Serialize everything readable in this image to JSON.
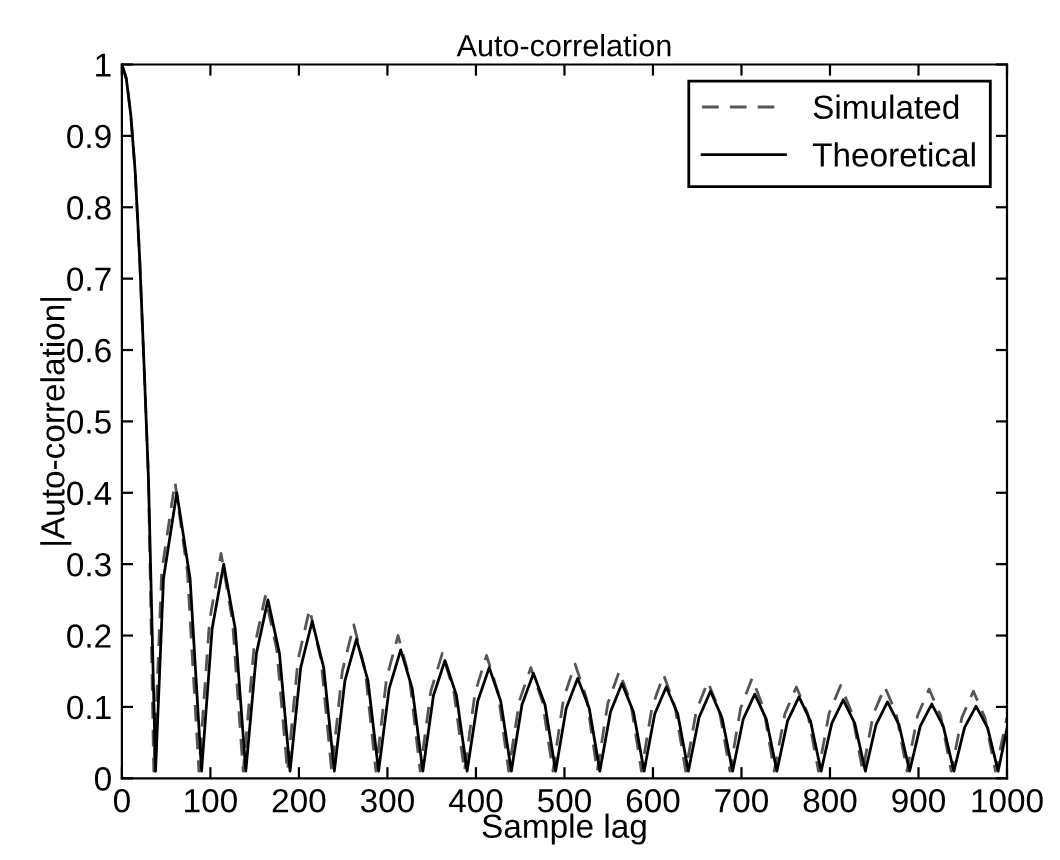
{
  "chart_data": {
    "type": "line",
    "title": "Auto-correlation",
    "xlabel": "Sample lag",
    "ylabel": "|Auto-correlation|",
    "xlim": [
      0,
      1000
    ],
    "ylim": [
      0,
      1
    ],
    "xticks": [
      0,
      100,
      200,
      300,
      400,
      500,
      600,
      700,
      800,
      900,
      1000
    ],
    "yticks": [
      0,
      0.1,
      0.2,
      0.3,
      0.4,
      0.5,
      0.6,
      0.7,
      0.8,
      0.9,
      1
    ],
    "grid": false,
    "legend": "top right",
    "marker": "none",
    "series": [
      {
        "name": "Simulated",
        "color": "#555555",
        "line_style": "dashed",
        "x": [
          0,
          5,
          10,
          15,
          20,
          25,
          30,
          36,
          45,
          60,
          74,
          87,
          99,
          112,
          125,
          137,
          149,
          162,
          175,
          187,
          199,
          212,
          225,
          237,
          249,
          262,
          275,
          287,
          299,
          312,
          325,
          337,
          349,
          362,
          375,
          387,
          399,
          412,
          425,
          437,
          449,
          462,
          475,
          487,
          499,
          512,
          525,
          537,
          549,
          562,
          575,
          587,
          599,
          612,
          625,
          637,
          649,
          662,
          675,
          687,
          699,
          712,
          725,
          737,
          749,
          762,
          775,
          787,
          799,
          812,
          825,
          837,
          849,
          862,
          875,
          887,
          899,
          912,
          925,
          937,
          949,
          962,
          975,
          987,
          1000
        ],
        "values": [
          1,
          0.98,
          0.93,
          0.85,
          0.73,
          0.58,
          0.42,
          0.01,
          0.29,
          0.415,
          0.29,
          0.01,
          0.22,
          0.315,
          0.22,
          0.01,
          0.18,
          0.255,
          0.18,
          0.01,
          0.166,
          0.237,
          0.166,
          0.01,
          0.15,
          0.215,
          0.15,
          0.01,
          0.14,
          0.2,
          0.14,
          0.01,
          0.122,
          0.175,
          0.122,
          0.01,
          0.12,
          0.172,
          0.12,
          0.01,
          0.108,
          0.155,
          0.108,
          0.01,
          0.112,
          0.16,
          0.112,
          0.01,
          0.105,
          0.15,
          0.105,
          0.01,
          0.1,
          0.145,
          0.1,
          0.01,
          0.095,
          0.135,
          0.095,
          0.01,
          0.098,
          0.14,
          0.098,
          0.01,
          0.09,
          0.128,
          0.09,
          0.01,
          0.091,
          0.13,
          0.091,
          0.01,
          0.09,
          0.128,
          0.09,
          0.01,
          0.088,
          0.125,
          0.088,
          0.01,
          0.085,
          0.122,
          0.085,
          0.01,
          0.085
        ]
      },
      {
        "name": "Theoretical",
        "color": "#000000",
        "line_style": "solid",
        "x": [
          0,
          5,
          10,
          15,
          20,
          25,
          30,
          38,
          47,
          62,
          77,
          90,
          102,
          115,
          128,
          140,
          152,
          165,
          178,
          190,
          202,
          215,
          228,
          240,
          252,
          265,
          278,
          290,
          302,
          315,
          328,
          340,
          352,
          365,
          378,
          390,
          402,
          415,
          428,
          440,
          452,
          465,
          478,
          490,
          502,
          515,
          528,
          540,
          552,
          565,
          578,
          590,
          602,
          615,
          628,
          640,
          652,
          665,
          678,
          690,
          702,
          715,
          728,
          740,
          752,
          765,
          778,
          790,
          802,
          815,
          828,
          840,
          852,
          865,
          878,
          890,
          902,
          915,
          928,
          940,
          952,
          965,
          978,
          990,
          1000
        ],
        "values": [
          1,
          0.98,
          0.93,
          0.85,
          0.73,
          0.58,
          0.42,
          0.01,
          0.28,
          0.4,
          0.28,
          0.01,
          0.21,
          0.3,
          0.21,
          0.01,
          0.175,
          0.25,
          0.175,
          0.01,
          0.155,
          0.22,
          0.155,
          0.01,
          0.137,
          0.195,
          0.137,
          0.01,
          0.126,
          0.18,
          0.126,
          0.01,
          0.116,
          0.165,
          0.116,
          0.01,
          0.108,
          0.155,
          0.108,
          0.01,
          0.103,
          0.147,
          0.103,
          0.01,
          0.098,
          0.14,
          0.098,
          0.01,
          0.093,
          0.133,
          0.093,
          0.01,
          0.09,
          0.128,
          0.09,
          0.01,
          0.085,
          0.122,
          0.085,
          0.01,
          0.083,
          0.118,
          0.083,
          0.01,
          0.08,
          0.114,
          0.08,
          0.01,
          0.077,
          0.11,
          0.077,
          0.01,
          0.075,
          0.107,
          0.075,
          0.01,
          0.073,
          0.104,
          0.073,
          0.01,
          0.071,
          0.101,
          0.071,
          0.01,
          0.07
        ]
      }
    ]
  }
}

○ ○ ○ ○ ○ ○ ○

(Task objective) Scan the records above and report how many lines include the word "correlation", without any other text.

(Answer for the task) 2